**To do:** Skip the pictures and repeat each line of the data exactly.
'''
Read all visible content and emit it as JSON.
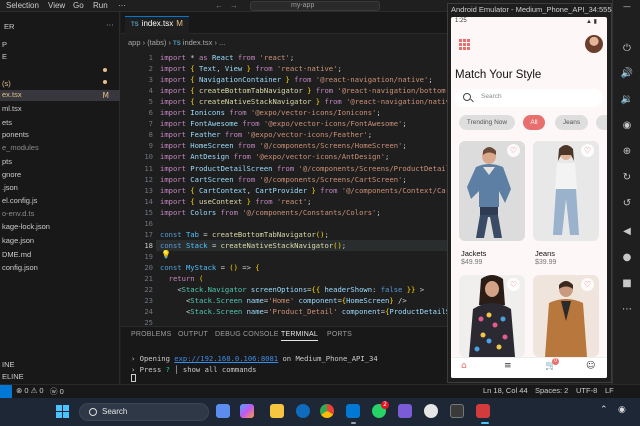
{
  "menubar": {
    "items": [
      "Selection",
      "View",
      "Go",
      "Run",
      "···"
    ],
    "command_center": "my-app"
  },
  "explorer": {
    "header": "ER",
    "items": [
      {
        "label": "P"
      },
      {
        "label": "E"
      },
      {
        "label": "(s)",
        "mod": true
      },
      {
        "label": "ex.tsx",
        "mod": true,
        "badge": "M",
        "selected": true
      },
      {
        "label": "ml.tsx"
      },
      {
        "label": "ets"
      },
      {
        "label": "ponents"
      },
      {
        "label": "e_modules",
        "dim": true
      },
      {
        "label": "pts"
      },
      {
        "label": "gnore"
      },
      {
        "label": ".json"
      },
      {
        "label": "el.config.js"
      },
      {
        "label": "o-env.d.ts",
        "dim": true
      },
      {
        "label": "kage-lock.json"
      },
      {
        "label": "kage.json"
      },
      {
        "label": "DME.md"
      },
      {
        "label": "config.json"
      }
    ],
    "footer": [
      "INE",
      "ELINE"
    ]
  },
  "editor": {
    "tab": {
      "label": "index.tsx",
      "modified": "M"
    },
    "breadcrumb": [
      "app",
      "(tabs)",
      "index.tsx",
      "..."
    ],
    "line_numbers": [
      "1",
      "2",
      "3",
      "4",
      "5",
      "6",
      "7",
      "8",
      "9",
      "10",
      "11",
      "12",
      "13",
      "14",
      "15",
      "16",
      "17",
      "18",
      "19",
      "20",
      "21",
      "22",
      "23",
      "24",
      "25"
    ],
    "lines": [
      "import * as React from 'react';",
      "import { Text, View } from 'react-native';",
      "import { NavigationContainer } from '@react-navigation/native';",
      "import { createBottomTabNavigator } from '@react-navigation/bottom-tabs';",
      "import { createNativeStackNavigator } from '@react-navigation/native-stack';",
      "import Ionicons from '@expo/vector-icons/Ionicons';",
      "import FontAwesome from '@expo/vector-icons/FontAwesome';",
      "import Feather from '@expo/vector-icons/Feather';",
      "import HomeScreen from '@/components/Screens/HomeScreen';",
      "import AntDesign from '@expo/vector-icons/AntDesign';",
      "import ProductDetailScreen from '@/components/Screens/ProductDetailScreen';",
      "import CartScreen from '@/components/Screens/CartScreen';",
      "import { CartContext, CartProvider } from '@/components/Context/CartContext';",
      "import { useContext } from 'react';",
      "import Colors from '@/components/Constants/Colors';",
      "",
      "const Tab = createBottomTabNavigator();",
      "const Stack = createNativeStackNavigator();",
      "",
      "const MyStack = () => {",
      "  return (",
      "    <Stack.Navigator screenOptions={{ headerShown: false }} >",
      "      <Stack.Screen name='Home' component={HomeScreen} />",
      "      <Stack.Screen name='Product_Detail' component={ProductDetailScreen} />",
      ""
    ]
  },
  "panel": {
    "tabs": [
      "PROBLEMS",
      "OUTPUT",
      "DEBUG CONSOLE",
      "TERMINAL",
      "PORTS"
    ],
    "active_tab": "TERMINAL",
    "terminal": {
      "line1_prefix": "› Opening ",
      "line1_url": "exp://192.168.0.106:8081",
      "line1_suffix": " on Medium_Phone_API_34",
      "line2_prefix": "› Press ",
      "line2_key": "?",
      "line2_suffix": " │ show all commands"
    }
  },
  "statusbar": {
    "left": [
      "⊗ 0 ⚠ 0",
      "ⓦ 0"
    ],
    "right": [
      "Ln 18, Col 44",
      "Spaces: 2",
      "UTF-8",
      "LF",
      "{} TypeScript",
      "ly"
    ]
  },
  "emulator": {
    "title": "Android Emulator - Medium_Phone_API_34:5554",
    "status_time": "1:25",
    "app": {
      "title": "Match Your Style",
      "search_placeholder": "Search",
      "chips": [
        {
          "label": "Trending Now",
          "active": false
        },
        {
          "label": "All",
          "active": true
        },
        {
          "label": "Jeans",
          "active": false
        },
        {
          "label": "",
          "active": false
        }
      ],
      "products": [
        {
          "name": "Jackets",
          "price": "$49.99"
        },
        {
          "name": "Jeans",
          "price": "$39.99"
        },
        {
          "name": "",
          "price": ""
        },
        {
          "name": "",
          "price": ""
        }
      ],
      "nav": [
        "home-icon",
        "list-icon",
        "cart-icon",
        "user-icon"
      ],
      "cart_count": "0"
    },
    "side_toolbar": [
      "power-icon",
      "volume-up-icon",
      "volume-down-icon",
      "rotate-icon",
      "rotate-icon",
      "camera-icon",
      "zoom-icon",
      "back-icon",
      "home-icon",
      "square-icon",
      "more-icon"
    ]
  },
  "taskbar": {
    "search_label": "Search",
    "apps": [
      "explorer-app",
      "copilot-app",
      "file-explorer-app",
      "chrome-app",
      "vscode-app",
      "whatsapp-app",
      "nodes-app",
      "github-app",
      "terminal-app",
      "emulator-app"
    ],
    "whatsapp_badge": "2"
  },
  "colors": {
    "accent": "#0078d4",
    "app_accent": "#e96e6e",
    "editor_bg": "#1e1e1e",
    "phone_bg": "#fdf8f7"
  }
}
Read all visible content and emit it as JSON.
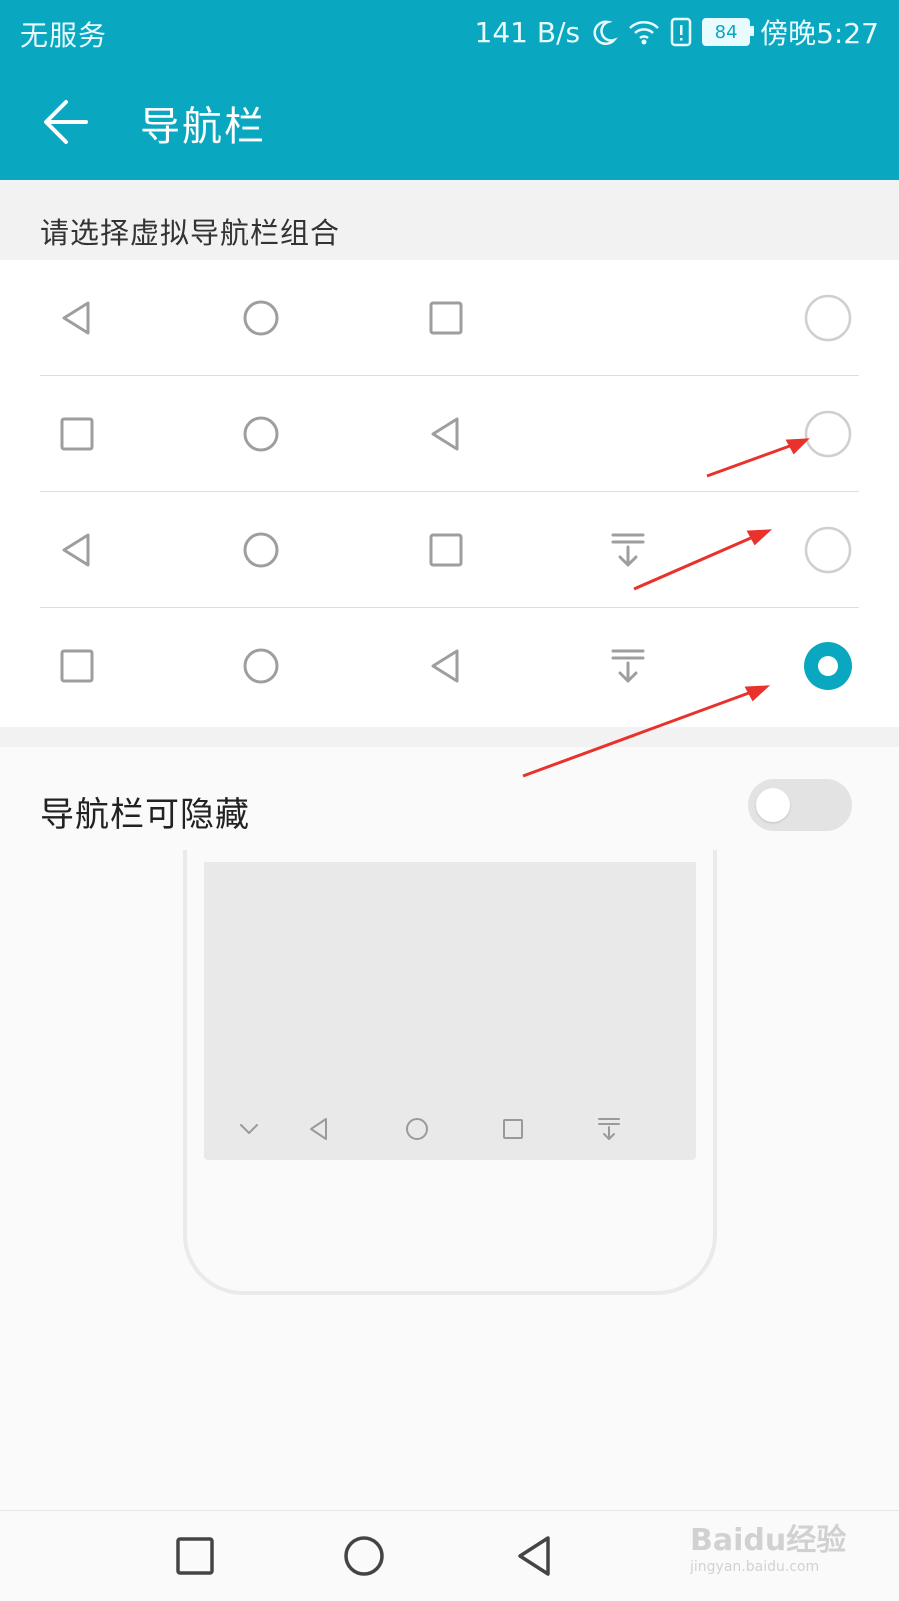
{
  "status_bar": {
    "carrier": "无服务",
    "network_speed": "141 B/s",
    "battery": "84",
    "time": "傍晚5:27"
  },
  "header": {
    "title": "导航栏",
    "back_icon": "arrow-left-icon"
  },
  "section": {
    "title": "请选择虚拟导航栏组合"
  },
  "options": [
    {
      "icons": [
        "back-triangle-icon",
        "home-circle-icon",
        "recent-square-icon"
      ],
      "selected": false
    },
    {
      "icons": [
        "recent-square-icon",
        "home-circle-icon",
        "back-triangle-icon"
      ],
      "selected": false
    },
    {
      "icons": [
        "back-triangle-icon",
        "home-circle-icon",
        "recent-square-icon",
        "notification-pulldown-icon"
      ],
      "selected": false
    },
    {
      "icons": [
        "recent-square-icon",
        "home-circle-icon",
        "back-triangle-icon",
        "notification-pulldown-icon"
      ],
      "selected": true
    }
  ],
  "hide_toggle": {
    "label": "导航栏可隐藏",
    "enabled": false
  },
  "preview": {
    "nav_icons": [
      "chevron-down-icon",
      "back-triangle-icon",
      "home-circle-icon",
      "recent-square-icon",
      "notification-pulldown-icon"
    ]
  },
  "system_nav": {
    "icons": [
      "recent-square-icon",
      "home-circle-icon",
      "back-triangle-icon"
    ]
  },
  "watermark": {
    "text": "Baidu经验",
    "url": "jingyan.baidu.com"
  },
  "colors": {
    "accent": "#0aa7c0",
    "annotation_arrow": "#e8322b"
  }
}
'''
**Completed exercise:**
Read all visible content and emit it as JSON.
{
  "menubar": {
    "items": [
      "Selection",
      "View",
      "Go",
      "Run",
      "···"
    ],
    "command_center": "my-app"
  },
  "explorer": {
    "header": "ER",
    "items": [
      {
        "label": "P"
      },
      {
        "label": "E"
      },
      {
        "label": "(s)",
        "mod": true
      },
      {
        "label": "ex.tsx",
        "mod": true,
        "badge": "M",
        "selected": true
      },
      {
        "label": "ml.tsx"
      },
      {
        "label": "ets"
      },
      {
        "label": "ponents"
      },
      {
        "label": "e_modules",
        "dim": true
      },
      {
        "label": "pts"
      },
      {
        "label": "gnore"
      },
      {
        "label": ".json"
      },
      {
        "label": "el.config.js"
      },
      {
        "label": "o-env.d.ts",
        "dim": true
      },
      {
        "label": "kage-lock.json"
      },
      {
        "label": "kage.json"
      },
      {
        "label": "DME.md"
      },
      {
        "label": "config.json"
      }
    ],
    "footer": [
      "INE",
      "ELINE"
    ]
  },
  "editor": {
    "tab": {
      "label": "index.tsx",
      "modified": "M"
    },
    "breadcrumb": [
      "app",
      "(tabs)",
      "index.tsx",
      "..."
    ],
    "line_numbers": [
      "1",
      "2",
      "3",
      "4",
      "5",
      "6",
      "7",
      "8",
      "9",
      "10",
      "11",
      "12",
      "13",
      "14",
      "15",
      "16",
      "17",
      "18",
      "19",
      "20",
      "21",
      "22",
      "23",
      "24",
      "25"
    ],
    "lines": [
      "import * as React from 'react';",
      "import { Text, View } from 'react-native';",
      "import { NavigationContainer } from '@react-navigation/native';",
      "import { createBottomTabNavigator } from '@react-navigation/bottom-tabs';",
      "import { createNativeStackNavigator } from '@react-navigation/native-stack';",
      "import Ionicons from '@expo/vector-icons/Ionicons';",
      "import FontAwesome from '@expo/vector-icons/FontAwesome';",
      "import Feather from '@expo/vector-icons/Feather';",
      "import HomeScreen from '@/components/Screens/HomeScreen';",
      "import AntDesign from '@expo/vector-icons/AntDesign';",
      "import ProductDetailScreen from '@/components/Screens/ProductDetailScreen';",
      "import CartScreen from '@/components/Screens/CartScreen';",
      "import { CartContext, CartProvider } from '@/components/Context/CartContext';",
      "import { useContext } from 'react';",
      "import Colors from '@/components/Constants/Colors';",
      "",
      "const Tab = createBottomTabNavigator();",
      "const Stack = createNativeStackNavigator();",
      "",
      "const MyStack = () => {",
      "  return (",
      "    <Stack.Navigator screenOptions={{ headerShown: false }} >",
      "      <Stack.Screen name='Home' component={HomeScreen} />",
      "      <Stack.Screen name='Product_Detail' component={ProductDetailScreen} />",
      ""
    ]
  },
  "panel": {
    "tabs": [
      "PROBLEMS",
      "OUTPUT",
      "DEBUG CONSOLE",
      "TERMINAL",
      "PORTS"
    ],
    "active_tab": "TERMINAL",
    "terminal": {
      "line1_prefix": "› Opening ",
      "line1_url": "exp://192.168.0.106:8081",
      "line1_suffix": " on Medium_Phone_API_34",
      "line2_prefix": "› Press ",
      "line2_key": "?",
      "line2_suffix": " │ show all commands"
    }
  },
  "statusbar": {
    "left": [
      "⊗ 0 ⚠ 0",
      "ⓦ 0"
    ],
    "right": [
      "Ln 18, Col 44",
      "Spaces: 2",
      "UTF-8",
      "LF",
      "{} TypeScript",
      "ly"
    ]
  },
  "emulator": {
    "title": "Android Emulator - Medium_Phone_API_34:5554",
    "status_time": "1:25",
    "app": {
      "title": "Match Your Style",
      "search_placeholder": "Search",
      "chips": [
        {
          "label": "Trending Now",
          "active": false
        },
        {
          "label": "All",
          "active": true
        },
        {
          "label": "Jeans",
          "active": false
        },
        {
          "label": "",
          "active": false
        }
      ],
      "products": [
        {
          "name": "Jackets",
          "price": "$49.99"
        },
        {
          "name": "Jeans",
          "price": "$39.99"
        },
        {
          "name": "",
          "price": ""
        },
        {
          "name": "",
          "price": ""
        }
      ],
      "nav": [
        "home-icon",
        "list-icon",
        "cart-icon",
        "user-icon"
      ],
      "cart_count": "0"
    },
    "side_toolbar": [
      "power-icon",
      "volume-up-icon",
      "volume-down-icon",
      "rotate-icon",
      "rotate-icon",
      "camera-icon",
      "zoom-icon",
      "back-icon",
      "home-icon",
      "square-icon",
      "more-icon"
    ]
  },
  "taskbar": {
    "search_label": "Search",
    "apps": [
      "explorer-app",
      "copilot-app",
      "file-explorer-app",
      "chrome-app",
      "vscode-app",
      "whatsapp-app",
      "nodes-app",
      "github-app",
      "terminal-app",
      "emulator-app"
    ],
    "whatsapp_badge": "2"
  },
  "colors": {
    "accent": "#0078d4",
    "app_accent": "#e96e6e",
    "editor_bg": "#1e1e1e",
    "phone_bg": "#fdf8f7"
  }
}
Read all visible content and emit it as JSON.
{
  "status_bar": {
    "carrier": "无服务",
    "network_speed": "141 B/s",
    "battery": "84",
    "time": "傍晚5:27"
  },
  "header": {
    "title": "导航栏",
    "back_icon": "arrow-left-icon"
  },
  "section": {
    "title": "请选择虚拟导航栏组合"
  },
  "options": [
    {
      "icons": [
        "back-triangle-icon",
        "home-circle-icon",
        "recent-square-icon"
      ],
      "selected": false
    },
    {
      "icons": [
        "recent-square-icon",
        "home-circle-icon",
        "back-triangle-icon"
      ],
      "selected": false
    },
    {
      "icons": [
        "back-triangle-icon",
        "home-circle-icon",
        "recent-square-icon",
        "notification-pulldown-icon"
      ],
      "selected": false
    },
    {
      "icons": [
        "recent-square-icon",
        "home-circle-icon",
        "back-triangle-icon",
        "notification-pulldown-icon"
      ],
      "selected": true
    }
  ],
  "hide_toggle": {
    "label": "导航栏可隐藏",
    "enabled": false
  },
  "preview": {
    "nav_icons": [
      "chevron-down-icon",
      "back-triangle-icon",
      "home-circle-icon",
      "recent-square-icon",
      "notification-pulldown-icon"
    ]
  },
  "system_nav": {
    "icons": [
      "recent-square-icon",
      "home-circle-icon",
      "back-triangle-icon"
    ]
  },
  "watermark": {
    "text": "Baidu经验",
    "url": "jingyan.baidu.com"
  },
  "colors": {
    "accent": "#0aa7c0",
    "annotation_arrow": "#e8322b"
  }
}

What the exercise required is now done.